**Task details:**
Copy out every line of the records where the string "Application" occurs.

**Data listing:**
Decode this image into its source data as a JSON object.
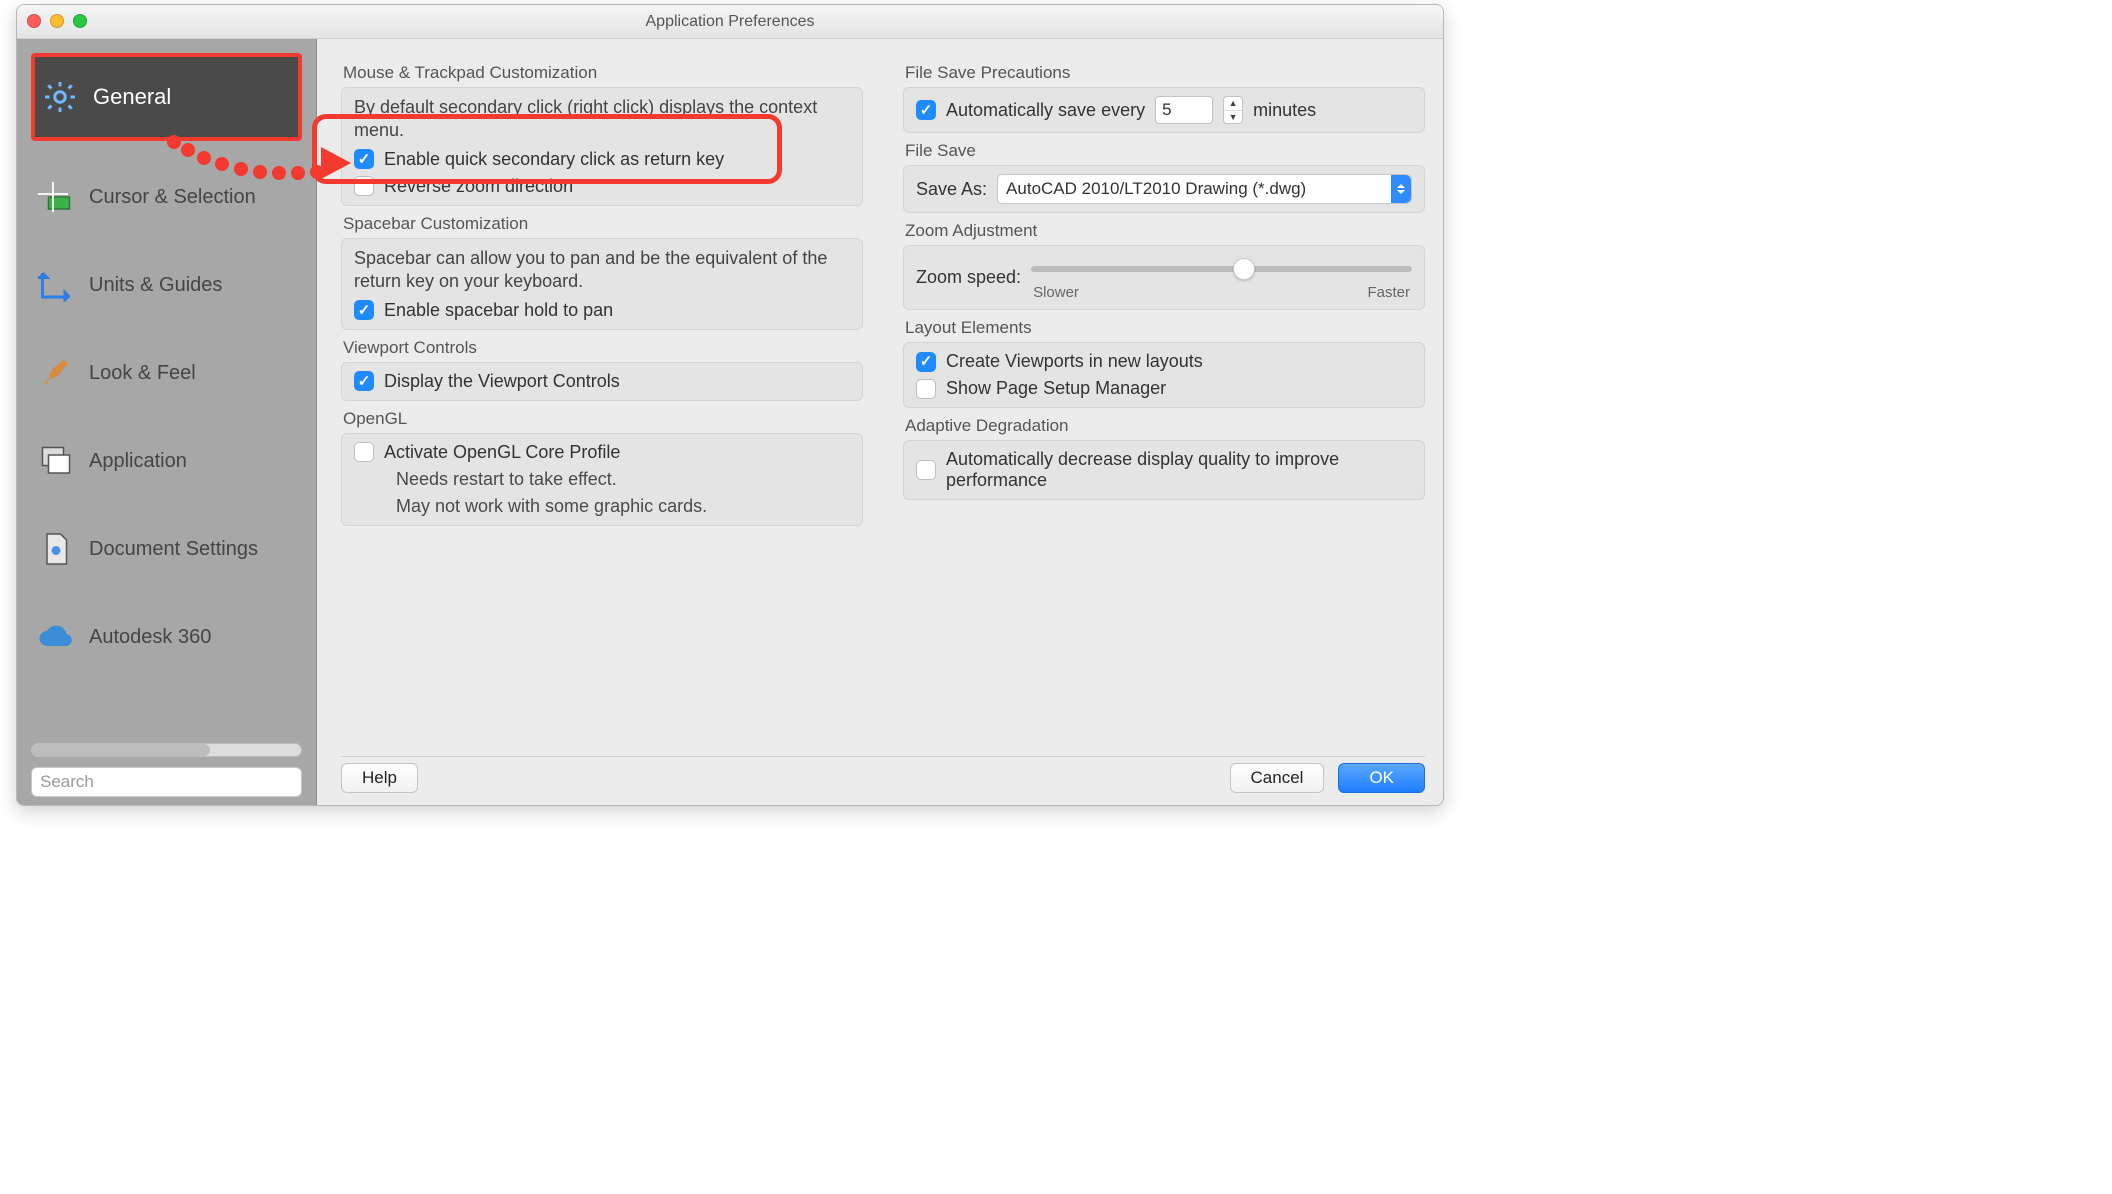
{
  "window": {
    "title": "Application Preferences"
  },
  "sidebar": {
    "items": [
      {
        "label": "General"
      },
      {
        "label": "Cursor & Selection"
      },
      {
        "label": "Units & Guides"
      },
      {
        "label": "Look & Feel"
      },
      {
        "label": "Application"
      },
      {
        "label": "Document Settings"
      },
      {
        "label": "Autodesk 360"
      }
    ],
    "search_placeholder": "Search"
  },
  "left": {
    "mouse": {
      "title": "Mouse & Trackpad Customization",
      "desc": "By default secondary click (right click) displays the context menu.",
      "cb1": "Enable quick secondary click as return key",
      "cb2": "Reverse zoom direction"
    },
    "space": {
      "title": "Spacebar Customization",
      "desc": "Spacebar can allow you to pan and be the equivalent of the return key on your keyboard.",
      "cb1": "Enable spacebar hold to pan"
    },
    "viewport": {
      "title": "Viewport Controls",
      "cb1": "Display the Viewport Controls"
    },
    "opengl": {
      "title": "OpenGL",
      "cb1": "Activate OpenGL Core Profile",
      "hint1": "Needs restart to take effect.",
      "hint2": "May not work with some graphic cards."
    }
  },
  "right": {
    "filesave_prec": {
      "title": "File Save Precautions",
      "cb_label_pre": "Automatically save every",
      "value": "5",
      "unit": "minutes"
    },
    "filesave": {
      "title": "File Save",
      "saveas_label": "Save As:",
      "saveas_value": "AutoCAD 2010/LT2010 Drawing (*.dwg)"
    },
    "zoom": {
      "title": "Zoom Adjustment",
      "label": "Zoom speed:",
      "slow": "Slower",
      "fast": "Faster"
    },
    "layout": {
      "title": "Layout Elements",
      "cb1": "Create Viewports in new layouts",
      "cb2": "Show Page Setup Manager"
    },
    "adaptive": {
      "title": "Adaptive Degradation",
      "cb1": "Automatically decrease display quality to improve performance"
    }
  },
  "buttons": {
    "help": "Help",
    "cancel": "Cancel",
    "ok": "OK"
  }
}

--

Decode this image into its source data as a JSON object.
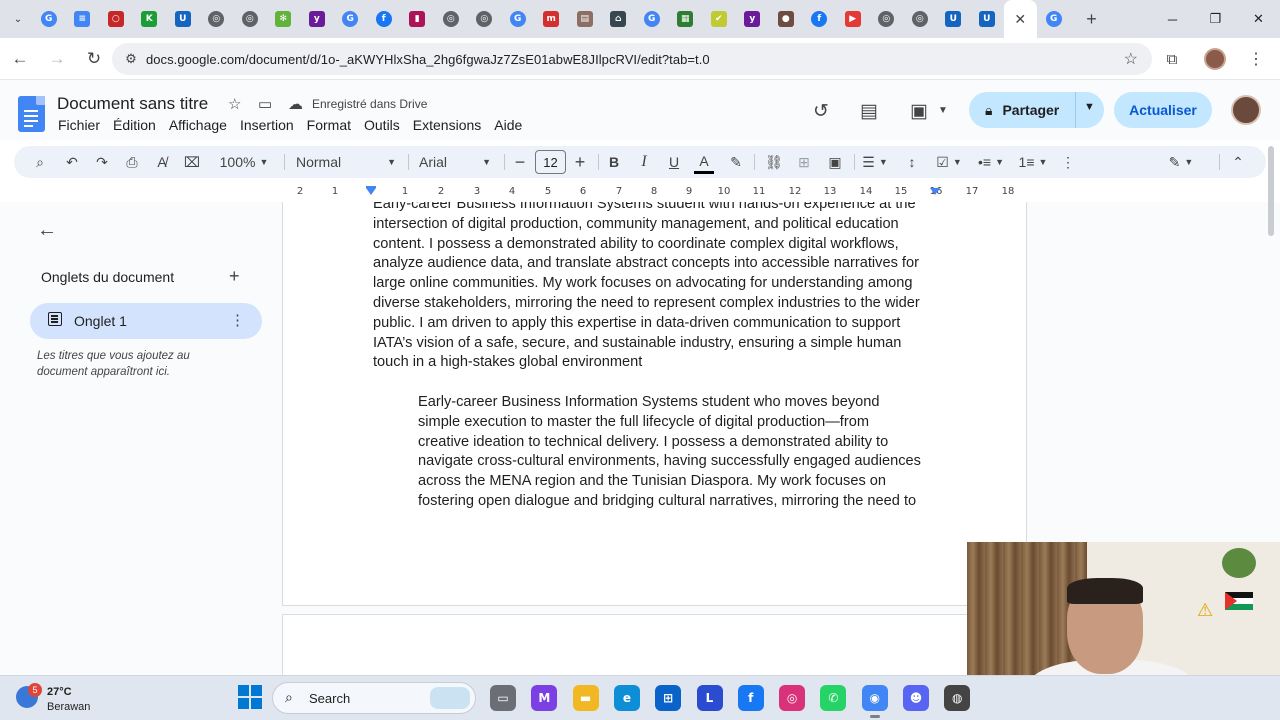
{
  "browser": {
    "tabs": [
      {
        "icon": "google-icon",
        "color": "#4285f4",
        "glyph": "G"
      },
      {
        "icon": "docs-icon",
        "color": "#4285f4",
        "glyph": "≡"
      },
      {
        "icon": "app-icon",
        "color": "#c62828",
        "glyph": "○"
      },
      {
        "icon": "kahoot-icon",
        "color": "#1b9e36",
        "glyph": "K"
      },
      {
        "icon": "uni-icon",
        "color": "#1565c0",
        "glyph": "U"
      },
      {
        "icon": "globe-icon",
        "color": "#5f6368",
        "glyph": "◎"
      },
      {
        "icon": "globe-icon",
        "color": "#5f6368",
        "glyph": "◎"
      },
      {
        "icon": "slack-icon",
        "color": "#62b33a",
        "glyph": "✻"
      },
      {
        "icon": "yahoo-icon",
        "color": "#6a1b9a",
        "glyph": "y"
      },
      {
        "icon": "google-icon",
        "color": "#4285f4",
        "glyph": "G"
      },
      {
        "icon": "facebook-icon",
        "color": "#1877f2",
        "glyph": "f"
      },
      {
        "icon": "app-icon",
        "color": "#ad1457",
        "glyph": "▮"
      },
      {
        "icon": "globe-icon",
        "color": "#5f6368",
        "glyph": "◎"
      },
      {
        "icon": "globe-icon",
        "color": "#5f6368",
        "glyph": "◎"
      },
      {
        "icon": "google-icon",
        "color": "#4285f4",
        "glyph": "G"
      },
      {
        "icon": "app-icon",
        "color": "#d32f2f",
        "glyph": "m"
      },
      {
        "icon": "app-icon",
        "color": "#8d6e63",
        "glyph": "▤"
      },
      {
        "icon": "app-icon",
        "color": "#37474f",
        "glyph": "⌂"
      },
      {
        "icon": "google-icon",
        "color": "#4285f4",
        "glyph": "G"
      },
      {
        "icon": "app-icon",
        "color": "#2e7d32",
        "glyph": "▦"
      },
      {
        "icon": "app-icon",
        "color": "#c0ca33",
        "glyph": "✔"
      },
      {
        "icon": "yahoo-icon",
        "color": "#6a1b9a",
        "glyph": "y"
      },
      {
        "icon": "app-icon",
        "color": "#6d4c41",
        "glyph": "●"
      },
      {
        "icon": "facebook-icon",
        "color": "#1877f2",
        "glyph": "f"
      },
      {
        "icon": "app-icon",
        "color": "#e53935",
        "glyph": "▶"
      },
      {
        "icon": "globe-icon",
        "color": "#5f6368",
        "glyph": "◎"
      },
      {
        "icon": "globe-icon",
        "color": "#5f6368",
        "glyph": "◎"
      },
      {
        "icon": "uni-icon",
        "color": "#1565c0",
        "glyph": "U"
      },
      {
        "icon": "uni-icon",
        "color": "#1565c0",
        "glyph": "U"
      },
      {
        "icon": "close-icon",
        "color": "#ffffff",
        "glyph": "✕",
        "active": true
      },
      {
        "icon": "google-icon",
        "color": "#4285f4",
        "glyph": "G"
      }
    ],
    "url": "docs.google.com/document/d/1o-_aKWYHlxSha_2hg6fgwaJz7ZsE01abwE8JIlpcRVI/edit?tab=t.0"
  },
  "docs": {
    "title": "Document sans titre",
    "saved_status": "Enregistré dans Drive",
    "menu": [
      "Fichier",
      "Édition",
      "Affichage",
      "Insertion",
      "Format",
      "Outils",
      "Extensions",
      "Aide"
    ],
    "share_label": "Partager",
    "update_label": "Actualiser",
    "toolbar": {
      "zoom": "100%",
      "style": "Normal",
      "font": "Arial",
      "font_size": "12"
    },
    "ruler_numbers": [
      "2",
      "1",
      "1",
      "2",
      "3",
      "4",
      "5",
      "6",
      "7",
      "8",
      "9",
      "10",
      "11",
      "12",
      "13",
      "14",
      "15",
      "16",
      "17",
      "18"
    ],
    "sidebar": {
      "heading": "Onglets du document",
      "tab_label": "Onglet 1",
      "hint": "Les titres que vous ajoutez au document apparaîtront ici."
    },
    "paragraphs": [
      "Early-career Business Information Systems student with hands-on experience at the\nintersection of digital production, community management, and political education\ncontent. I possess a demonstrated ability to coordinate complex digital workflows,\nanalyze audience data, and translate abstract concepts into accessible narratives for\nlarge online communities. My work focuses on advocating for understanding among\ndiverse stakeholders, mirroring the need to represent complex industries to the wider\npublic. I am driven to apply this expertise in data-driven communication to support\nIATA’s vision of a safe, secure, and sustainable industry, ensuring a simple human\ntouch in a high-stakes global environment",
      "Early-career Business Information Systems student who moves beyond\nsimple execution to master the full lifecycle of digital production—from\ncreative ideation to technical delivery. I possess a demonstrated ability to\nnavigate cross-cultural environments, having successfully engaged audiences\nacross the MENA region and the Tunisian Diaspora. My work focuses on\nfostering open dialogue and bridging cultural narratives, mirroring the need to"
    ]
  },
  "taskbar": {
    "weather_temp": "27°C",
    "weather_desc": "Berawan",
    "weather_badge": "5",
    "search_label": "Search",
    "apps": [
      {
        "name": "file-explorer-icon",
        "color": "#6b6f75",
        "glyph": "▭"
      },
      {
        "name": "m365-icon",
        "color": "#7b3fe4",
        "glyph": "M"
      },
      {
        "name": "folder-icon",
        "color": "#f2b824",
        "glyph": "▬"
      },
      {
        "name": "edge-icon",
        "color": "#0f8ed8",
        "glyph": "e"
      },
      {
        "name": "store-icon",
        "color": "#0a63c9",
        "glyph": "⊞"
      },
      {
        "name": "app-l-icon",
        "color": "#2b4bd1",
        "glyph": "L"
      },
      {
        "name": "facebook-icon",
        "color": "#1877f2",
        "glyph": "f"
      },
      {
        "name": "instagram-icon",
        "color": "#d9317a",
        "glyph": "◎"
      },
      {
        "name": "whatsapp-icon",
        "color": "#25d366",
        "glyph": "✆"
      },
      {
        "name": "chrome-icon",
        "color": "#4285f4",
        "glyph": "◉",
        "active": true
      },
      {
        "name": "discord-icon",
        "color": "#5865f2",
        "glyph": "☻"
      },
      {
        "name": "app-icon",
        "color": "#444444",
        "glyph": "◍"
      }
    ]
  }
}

**Complete answer:**
    "title": "Application Preferences"
        "label": "Application"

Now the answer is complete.